            Antonio Sáez Delgado achaca el olvido actual de Adriano del Valle a su militancia falangista, a su estrecha relación con el régimen de Franco. Pero leemos su “Canto a Portugal”, un extenso poema que Sáez Delgado reproduce íntegro, y nos encontramos con un epígono de la retórica del modernismo. A Adriano del Valle, un poeta colorista y menor, no se le margina por su relación con el franquismo, sino que fue esa relación la que le permitió ocupar durante un tiempo un lugar muy superior al que le correspondía por sus méritos literarios.
            El desencuentro de Pessoa con España lo ejemplifica su relación con Unamuno. Le escribió enviándole la revista Orpheu, de la que estaba tan justamente orgulloso, y Unamuno, que mantenía correspondencia con todo el mundo y que tan atento estaba a cuanto ocurría en Portugal, ni siquiera le acusó recibo. A Unamuno eran otros nombres los que le interesaban: Texeira de Pascoaes, Eugénio de Castro, y esos fueron los poetas portugueses más divulgados en España en los años en que Pessoa realizó su obra.

════════════════

## Tarea
Reproduce literalmente el fragmento de arriba, todo lo que va desde "El desencuentro de" hasta "realizó su obra.".

[Entradas de una fuente de datos]
════════════════

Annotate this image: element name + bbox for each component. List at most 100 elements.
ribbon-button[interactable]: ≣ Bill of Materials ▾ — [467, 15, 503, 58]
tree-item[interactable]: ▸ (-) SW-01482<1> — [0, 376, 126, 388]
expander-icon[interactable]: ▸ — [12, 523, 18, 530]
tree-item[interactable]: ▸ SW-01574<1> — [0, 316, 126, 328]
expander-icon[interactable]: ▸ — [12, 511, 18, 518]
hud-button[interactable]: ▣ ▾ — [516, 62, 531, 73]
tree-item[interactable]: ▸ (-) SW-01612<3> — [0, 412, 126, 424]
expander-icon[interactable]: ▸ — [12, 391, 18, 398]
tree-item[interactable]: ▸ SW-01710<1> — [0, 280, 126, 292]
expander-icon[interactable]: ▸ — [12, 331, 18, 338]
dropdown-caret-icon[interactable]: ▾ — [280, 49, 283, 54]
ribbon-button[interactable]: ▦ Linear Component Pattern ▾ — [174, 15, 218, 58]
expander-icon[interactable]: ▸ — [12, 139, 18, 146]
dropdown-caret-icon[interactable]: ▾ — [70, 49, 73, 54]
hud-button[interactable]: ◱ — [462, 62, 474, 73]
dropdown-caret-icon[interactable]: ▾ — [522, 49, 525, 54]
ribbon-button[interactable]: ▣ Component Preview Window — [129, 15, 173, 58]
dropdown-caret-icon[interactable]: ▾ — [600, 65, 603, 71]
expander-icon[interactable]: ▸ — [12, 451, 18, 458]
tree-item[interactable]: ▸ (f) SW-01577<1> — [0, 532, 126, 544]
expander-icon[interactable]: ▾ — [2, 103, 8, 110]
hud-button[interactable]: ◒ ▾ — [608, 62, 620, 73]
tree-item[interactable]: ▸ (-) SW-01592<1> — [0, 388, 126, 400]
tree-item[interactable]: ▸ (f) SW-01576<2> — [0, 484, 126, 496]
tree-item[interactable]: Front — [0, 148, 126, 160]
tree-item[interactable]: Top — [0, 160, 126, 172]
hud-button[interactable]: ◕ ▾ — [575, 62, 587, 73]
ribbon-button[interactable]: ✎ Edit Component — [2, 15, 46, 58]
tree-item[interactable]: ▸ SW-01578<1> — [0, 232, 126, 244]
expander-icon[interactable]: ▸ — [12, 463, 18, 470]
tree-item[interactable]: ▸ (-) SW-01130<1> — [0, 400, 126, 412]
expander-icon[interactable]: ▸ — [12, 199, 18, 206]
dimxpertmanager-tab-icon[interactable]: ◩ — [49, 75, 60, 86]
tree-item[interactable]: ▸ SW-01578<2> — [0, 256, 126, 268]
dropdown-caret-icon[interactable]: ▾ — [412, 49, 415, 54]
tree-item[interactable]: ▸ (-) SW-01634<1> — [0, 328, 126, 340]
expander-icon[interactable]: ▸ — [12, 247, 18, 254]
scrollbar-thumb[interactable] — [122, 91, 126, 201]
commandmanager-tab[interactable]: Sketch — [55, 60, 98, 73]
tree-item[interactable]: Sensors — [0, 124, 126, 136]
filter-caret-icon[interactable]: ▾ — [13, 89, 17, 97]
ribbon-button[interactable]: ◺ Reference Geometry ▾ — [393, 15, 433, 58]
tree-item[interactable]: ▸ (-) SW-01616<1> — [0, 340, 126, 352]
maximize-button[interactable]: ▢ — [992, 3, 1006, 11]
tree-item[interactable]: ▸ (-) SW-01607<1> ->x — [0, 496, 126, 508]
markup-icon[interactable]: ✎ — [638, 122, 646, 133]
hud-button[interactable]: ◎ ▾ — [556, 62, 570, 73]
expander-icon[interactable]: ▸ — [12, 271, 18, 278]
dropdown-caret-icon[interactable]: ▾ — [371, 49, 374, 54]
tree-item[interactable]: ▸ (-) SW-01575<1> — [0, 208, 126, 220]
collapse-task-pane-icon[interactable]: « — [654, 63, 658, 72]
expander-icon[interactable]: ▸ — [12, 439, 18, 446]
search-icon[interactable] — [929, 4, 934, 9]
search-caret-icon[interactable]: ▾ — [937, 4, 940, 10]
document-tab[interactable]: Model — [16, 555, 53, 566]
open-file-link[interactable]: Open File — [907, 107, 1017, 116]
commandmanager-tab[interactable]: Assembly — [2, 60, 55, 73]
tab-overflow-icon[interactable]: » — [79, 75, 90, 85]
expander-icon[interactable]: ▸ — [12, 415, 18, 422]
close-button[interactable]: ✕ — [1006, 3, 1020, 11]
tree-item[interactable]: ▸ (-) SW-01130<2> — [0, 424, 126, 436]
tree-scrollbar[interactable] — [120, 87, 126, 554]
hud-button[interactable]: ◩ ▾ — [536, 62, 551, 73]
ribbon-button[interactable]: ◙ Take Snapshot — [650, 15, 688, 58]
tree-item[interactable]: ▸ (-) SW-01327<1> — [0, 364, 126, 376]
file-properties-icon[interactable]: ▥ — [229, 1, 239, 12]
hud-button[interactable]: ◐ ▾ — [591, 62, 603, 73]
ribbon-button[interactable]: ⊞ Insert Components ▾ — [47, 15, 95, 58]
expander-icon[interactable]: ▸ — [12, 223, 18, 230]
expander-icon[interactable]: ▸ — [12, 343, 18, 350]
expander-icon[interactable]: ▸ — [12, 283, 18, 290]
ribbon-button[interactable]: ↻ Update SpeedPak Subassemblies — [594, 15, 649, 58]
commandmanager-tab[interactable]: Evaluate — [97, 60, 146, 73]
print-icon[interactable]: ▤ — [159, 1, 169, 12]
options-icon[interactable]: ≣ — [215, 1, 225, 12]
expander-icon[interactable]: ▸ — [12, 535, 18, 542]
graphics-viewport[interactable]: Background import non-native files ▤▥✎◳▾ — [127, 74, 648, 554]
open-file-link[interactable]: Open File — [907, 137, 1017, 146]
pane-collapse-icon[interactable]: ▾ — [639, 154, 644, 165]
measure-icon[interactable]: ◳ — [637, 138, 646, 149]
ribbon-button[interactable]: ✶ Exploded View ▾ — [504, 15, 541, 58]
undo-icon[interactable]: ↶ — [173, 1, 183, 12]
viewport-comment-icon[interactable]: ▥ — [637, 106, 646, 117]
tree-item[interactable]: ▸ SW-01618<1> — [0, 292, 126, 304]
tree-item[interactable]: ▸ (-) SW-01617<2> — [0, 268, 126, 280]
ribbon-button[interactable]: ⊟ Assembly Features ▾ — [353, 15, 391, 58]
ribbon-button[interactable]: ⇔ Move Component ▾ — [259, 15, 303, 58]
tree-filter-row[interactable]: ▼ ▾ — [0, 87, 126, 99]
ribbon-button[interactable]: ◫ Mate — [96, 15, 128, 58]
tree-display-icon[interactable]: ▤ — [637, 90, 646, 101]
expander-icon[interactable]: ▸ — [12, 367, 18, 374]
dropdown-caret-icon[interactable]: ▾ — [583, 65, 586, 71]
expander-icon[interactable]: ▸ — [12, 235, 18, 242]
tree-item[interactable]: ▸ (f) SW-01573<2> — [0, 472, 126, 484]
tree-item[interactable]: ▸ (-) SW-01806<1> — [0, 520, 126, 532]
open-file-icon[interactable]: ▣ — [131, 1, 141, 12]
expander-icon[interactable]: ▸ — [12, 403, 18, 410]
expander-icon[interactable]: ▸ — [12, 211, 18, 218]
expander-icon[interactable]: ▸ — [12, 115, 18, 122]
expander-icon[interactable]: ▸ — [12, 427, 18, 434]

════════════════

## Resultado
El desencuentro de Pessoa con España lo ejemplifica su relación con Unamuno. Le escribió enviándole la revista Orpheu, de la que estaba tan justamente orgulloso, y Unamuno, que mantenía correspondencia con todo el mundo y que tan atento estaba a cuanto ocurría en Portugal, ni siquiera le acusó recibo. A Unamuno eran otros nombres los que le interesaban: Texeira de Pascoaes, Eugénio de Castro, y esos fueron los poetas portugueses más divulgados en España en los años en que Pessoa realizó su obra.